▸ Written exercise
With the pictures left out, copy the listing below exactly.

Dataset rows:
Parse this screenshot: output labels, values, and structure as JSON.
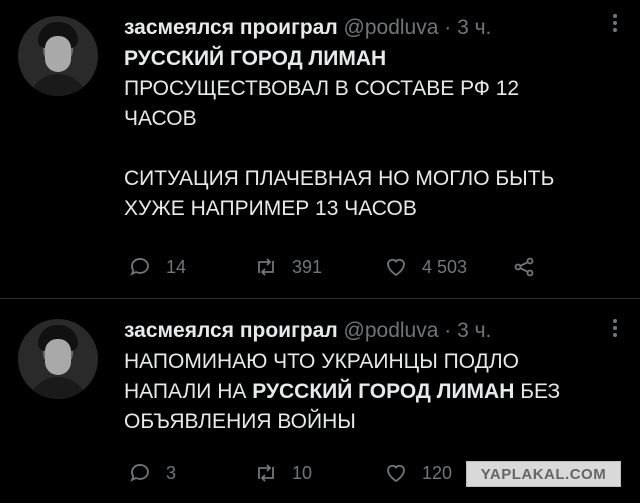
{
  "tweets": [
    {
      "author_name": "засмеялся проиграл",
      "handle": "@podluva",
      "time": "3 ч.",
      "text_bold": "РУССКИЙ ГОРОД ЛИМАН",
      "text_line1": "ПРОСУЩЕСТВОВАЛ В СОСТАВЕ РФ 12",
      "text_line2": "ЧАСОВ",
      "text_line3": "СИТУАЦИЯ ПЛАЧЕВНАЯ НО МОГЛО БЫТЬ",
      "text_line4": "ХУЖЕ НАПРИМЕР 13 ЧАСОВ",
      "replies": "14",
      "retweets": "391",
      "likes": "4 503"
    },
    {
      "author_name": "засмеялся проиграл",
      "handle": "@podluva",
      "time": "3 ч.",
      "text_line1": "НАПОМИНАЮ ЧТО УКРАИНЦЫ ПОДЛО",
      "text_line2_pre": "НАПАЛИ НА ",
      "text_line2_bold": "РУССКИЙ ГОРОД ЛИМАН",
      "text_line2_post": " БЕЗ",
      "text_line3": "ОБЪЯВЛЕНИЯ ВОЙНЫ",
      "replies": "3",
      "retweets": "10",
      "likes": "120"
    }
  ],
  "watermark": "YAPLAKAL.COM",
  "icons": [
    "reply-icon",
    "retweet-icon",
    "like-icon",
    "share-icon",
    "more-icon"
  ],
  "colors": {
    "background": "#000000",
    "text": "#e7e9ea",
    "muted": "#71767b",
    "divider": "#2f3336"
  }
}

▸ Written answer
Parse this screenshot: output labels, values, and structure as JSON.
{
  "tweets": [
    {
      "author_name": "засмеялся проиграл",
      "handle": "@podluva",
      "time": "3 ч.",
      "text_bold": "РУССКИЙ ГОРОД ЛИМАН",
      "text_line1": "ПРОСУЩЕСТВОВАЛ В СОСТАВЕ РФ 12",
      "text_line2": "ЧАСОВ",
      "text_line3": "СИТУАЦИЯ ПЛАЧЕВНАЯ НО МОГЛО БЫТЬ",
      "text_line4": "ХУЖЕ НАПРИМЕР 13 ЧАСОВ",
      "replies": "14",
      "retweets": "391",
      "likes": "4 503"
    },
    {
      "author_name": "засмеялся проиграл",
      "handle": "@podluva",
      "time": "3 ч.",
      "text_line1": "НАПОМИНАЮ ЧТО УКРАИНЦЫ ПОДЛО",
      "text_line2_pre": "НАПАЛИ НА ",
      "text_line2_bold": "РУССКИЙ ГОРОД ЛИМАН",
      "text_line2_post": " БЕЗ",
      "text_line3": "ОБЪЯВЛЕНИЯ ВОЙНЫ",
      "replies": "3",
      "retweets": "10",
      "likes": "120"
    }
  ],
  "watermark": "YAPLAKAL.COM",
  "icons": [
    "reply-icon",
    "retweet-icon",
    "like-icon",
    "share-icon",
    "more-icon"
  ],
  "colors": {
    "background": "#000000",
    "text": "#e7e9ea",
    "muted": "#71767b",
    "divider": "#2f3336"
  }
}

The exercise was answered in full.